**Your instructions**: Retype everything in the listing, leaving each line exactly as it is.
········
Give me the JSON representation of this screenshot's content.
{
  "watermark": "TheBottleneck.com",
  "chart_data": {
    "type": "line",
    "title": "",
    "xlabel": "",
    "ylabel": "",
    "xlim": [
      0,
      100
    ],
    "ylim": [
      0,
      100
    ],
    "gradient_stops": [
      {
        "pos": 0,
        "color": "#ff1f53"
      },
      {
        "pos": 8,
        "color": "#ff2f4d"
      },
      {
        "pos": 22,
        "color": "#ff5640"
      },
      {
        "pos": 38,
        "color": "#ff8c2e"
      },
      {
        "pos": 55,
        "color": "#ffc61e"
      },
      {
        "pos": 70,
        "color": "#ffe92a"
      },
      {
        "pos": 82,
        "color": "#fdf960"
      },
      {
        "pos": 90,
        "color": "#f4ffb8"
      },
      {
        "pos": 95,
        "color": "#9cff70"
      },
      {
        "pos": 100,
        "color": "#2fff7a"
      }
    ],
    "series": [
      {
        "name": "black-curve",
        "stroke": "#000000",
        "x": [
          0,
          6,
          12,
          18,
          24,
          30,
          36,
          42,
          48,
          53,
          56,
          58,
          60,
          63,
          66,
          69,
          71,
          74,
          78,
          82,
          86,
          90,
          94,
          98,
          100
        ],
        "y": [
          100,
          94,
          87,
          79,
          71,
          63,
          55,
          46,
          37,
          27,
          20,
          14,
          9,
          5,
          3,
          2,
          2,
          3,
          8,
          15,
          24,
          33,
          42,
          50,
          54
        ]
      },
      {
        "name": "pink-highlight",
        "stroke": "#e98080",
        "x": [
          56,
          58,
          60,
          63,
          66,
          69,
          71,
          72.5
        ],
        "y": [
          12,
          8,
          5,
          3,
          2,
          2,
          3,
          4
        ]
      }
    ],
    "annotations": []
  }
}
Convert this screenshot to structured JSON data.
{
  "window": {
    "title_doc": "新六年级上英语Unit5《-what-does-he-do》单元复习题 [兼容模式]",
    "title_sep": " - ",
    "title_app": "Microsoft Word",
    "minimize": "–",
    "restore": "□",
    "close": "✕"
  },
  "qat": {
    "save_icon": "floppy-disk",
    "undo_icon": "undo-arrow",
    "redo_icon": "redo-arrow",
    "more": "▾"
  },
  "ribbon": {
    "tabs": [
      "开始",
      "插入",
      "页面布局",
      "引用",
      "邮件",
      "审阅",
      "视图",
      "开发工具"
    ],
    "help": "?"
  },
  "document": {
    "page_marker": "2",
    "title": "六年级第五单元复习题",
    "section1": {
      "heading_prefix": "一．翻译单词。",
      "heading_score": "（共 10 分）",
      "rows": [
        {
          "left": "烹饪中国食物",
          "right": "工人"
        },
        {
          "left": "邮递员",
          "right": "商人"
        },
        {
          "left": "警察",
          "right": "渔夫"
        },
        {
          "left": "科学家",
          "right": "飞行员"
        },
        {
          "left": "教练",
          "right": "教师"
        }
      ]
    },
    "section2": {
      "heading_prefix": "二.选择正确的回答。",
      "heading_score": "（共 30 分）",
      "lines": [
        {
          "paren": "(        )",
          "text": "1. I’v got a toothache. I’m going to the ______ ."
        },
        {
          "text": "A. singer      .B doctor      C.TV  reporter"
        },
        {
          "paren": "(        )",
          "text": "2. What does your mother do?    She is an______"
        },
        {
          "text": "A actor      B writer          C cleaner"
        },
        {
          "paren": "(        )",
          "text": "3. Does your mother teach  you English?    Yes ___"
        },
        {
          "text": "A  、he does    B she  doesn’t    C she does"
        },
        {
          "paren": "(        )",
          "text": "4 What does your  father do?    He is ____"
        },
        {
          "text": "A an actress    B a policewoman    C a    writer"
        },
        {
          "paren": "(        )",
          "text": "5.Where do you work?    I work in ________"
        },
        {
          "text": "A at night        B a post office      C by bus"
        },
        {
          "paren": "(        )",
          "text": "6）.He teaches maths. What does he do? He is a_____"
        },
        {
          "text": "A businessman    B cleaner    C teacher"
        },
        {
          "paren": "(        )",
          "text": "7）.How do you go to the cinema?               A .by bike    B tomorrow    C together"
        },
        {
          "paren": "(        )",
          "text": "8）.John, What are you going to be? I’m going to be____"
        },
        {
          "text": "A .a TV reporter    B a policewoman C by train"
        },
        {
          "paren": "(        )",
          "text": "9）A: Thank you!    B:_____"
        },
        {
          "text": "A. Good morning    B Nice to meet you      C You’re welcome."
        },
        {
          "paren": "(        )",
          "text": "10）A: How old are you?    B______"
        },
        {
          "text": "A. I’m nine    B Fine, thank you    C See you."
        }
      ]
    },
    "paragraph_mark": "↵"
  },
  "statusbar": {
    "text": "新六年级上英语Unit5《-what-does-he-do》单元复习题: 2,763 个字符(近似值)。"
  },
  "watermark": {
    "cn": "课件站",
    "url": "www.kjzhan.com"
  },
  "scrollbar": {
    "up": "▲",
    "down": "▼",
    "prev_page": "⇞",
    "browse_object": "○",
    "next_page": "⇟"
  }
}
········
**Exercise response**:
Give me the JSON representation of this screenshot's content.
{
  "watermark": "TheBottleneck.com",
  "chart_data": {
    "type": "line",
    "title": "",
    "xlabel": "",
    "ylabel": "",
    "xlim": [
      0,
      100
    ],
    "ylim": [
      0,
      100
    ],
    "gradient_stops": [
      {
        "pos": 0,
        "color": "#ff1f53"
      },
      {
        "pos": 8,
        "color": "#ff2f4d"
      },
      {
        "pos": 22,
        "color": "#ff5640"
      },
      {
        "pos": 38,
        "color": "#ff8c2e"
      },
      {
        "pos": 55,
        "color": "#ffc61e"
      },
      {
        "pos": 70,
        "color": "#ffe92a"
      },
      {
        "pos": 82,
        "color": "#fdf960"
      },
      {
        "pos": 90,
        "color": "#f4ffb8"
      },
      {
        "pos": 95,
        "color": "#9cff70"
      },
      {
        "pos": 100,
        "color": "#2fff7a"
      }
    ],
    "series": [
      {
        "name": "black-curve",
        "stroke": "#000000",
        "x": [
          0,
          6,
          12,
          18,
          24,
          30,
          36,
          42,
          48,
          53,
          56,
          58,
          60,
          63,
          66,
          69,
          71,
          74,
          78,
          82,
          86,
          90,
          94,
          98,
          100
        ],
        "y": [
          100,
          94,
          87,
          79,
          71,
          63,
          55,
          46,
          37,
          27,
          20,
          14,
          9,
          5,
          3,
          2,
          2,
          3,
          8,
          15,
          24,
          33,
          42,
          50,
          54
        ]
      },
      {
        "name": "pink-highlight",
        "stroke": "#e98080",
        "x": [
          56,
          58,
          60,
          63,
          66,
          69,
          71,
          72.5
        ],
        "y": [
          12,
          8,
          5,
          3,
          2,
          2,
          3,
          4
        ]
      }
    ],
    "annotations": []
  }
}
Convert this screenshot to structured JSON data.
{
  "window": {
    "title_doc": "新六年级上英语Unit5《-what-does-he-do》单元复习题 [兼容模式]",
    "title_sep": " - ",
    "title_app": "Microsoft Word",
    "minimize": "–",
    "restore": "□",
    "close": "✕"
  },
  "qat": {
    "save_icon": "floppy-disk",
    "undo_icon": "undo-arrow",
    "redo_icon": "redo-arrow",
    "more": "▾"
  },
  "ribbon": {
    "tabs": [
      "开始",
      "插入",
      "页面布局",
      "引用",
      "邮件",
      "审阅",
      "视图",
      "开发工具"
    ],
    "help": "?"
  },
  "document": {
    "page_marker": "2",
    "title": "六年级第五单元复习题",
    "section1": {
      "heading_prefix": "一．翻译单词。",
      "heading_score": "（共 10 分）",
      "rows": [
        {
          "left": "烹饪中国食物",
          "right": "工人"
        },
        {
          "left": "邮递员",
          "right": "商人"
        },
        {
          "left": "警察",
          "right": "渔夫"
        },
        {
          "left": "科学家",
          "right": "飞行员"
        },
        {
          "left": "教练",
          "right": "教师"
        }
      ]
    },
    "section2": {
      "heading_prefix": "二.选择正确的回答。",
      "heading_score": "（共 30 分）",
      "lines": [
        {
          "paren": "(        )",
          "text": "1. I’v got a toothache. I’m going to the ______ ."
        },
        {
          "text": "A. singer      .B doctor      C.TV  reporter"
        },
        {
          "paren": "(        )",
          "text": "2. What does your mother do?    She is an______"
        },
        {
          "text": "A actor      B writer          C cleaner"
        },
        {
          "paren": "(        )",
          "text": "3. Does your mother teach  you English?    Yes ___"
        },
        {
          "text": "A  、he does    B she  doesn’t    C she does"
        },
        {
          "paren": "(        )",
          "text": "4 What does your  father do?    He is ____"
        },
        {
          "text": "A an actress    B a policewoman    C a    writer"
        },
        {
          "paren": "(        )",
          "text": "5.Where do you work?    I work in ________"
        },
        {
          "text": "A at night        B a post office      C by bus"
        },
        {
          "paren": "(        )",
          "text": "6）.He teaches maths. What does he do? He is a_____"
        },
        {
          "text": "A businessman    B cleaner    C teacher"
        },
        {
          "paren": "(        )",
          "text": "7）.How do you go to the cinema?               A .by bike    B tomorrow    C together"
        },
        {
          "paren": "(        )",
          "text": "8）.John, What are you going to be? I’m going to be____"
        },
        {
          "text": "A .a TV reporter    B a policewoman C by train"
        },
        {
          "paren": "(        )",
          "text": "9）A: Thank you!    B:_____"
        },
        {
          "text": "A. Good morning    B Nice to meet you      C You’re welcome."
        },
        {
          "paren": "(        )",
          "text": "10）A: How old are you?    B______"
        },
        {
          "text": "A. I’m nine    B Fine, thank you    C See you."
        }
      ]
    },
    "paragraph_mark": "↵"
  },
  "statusbar": {
    "text": "新六年级上英语Unit5《-what-does-he-do》单元复习题: 2,763 个字符(近似值)。"
  },
  "watermark": {
    "cn": "课件站",
    "url": "www.kjzhan.com"
  },
  "scrollbar": {
    "up": "▲",
    "down": "▼",
    "prev_page": "⇞",
    "browse_object": "○",
    "next_page": "⇟"
  }
}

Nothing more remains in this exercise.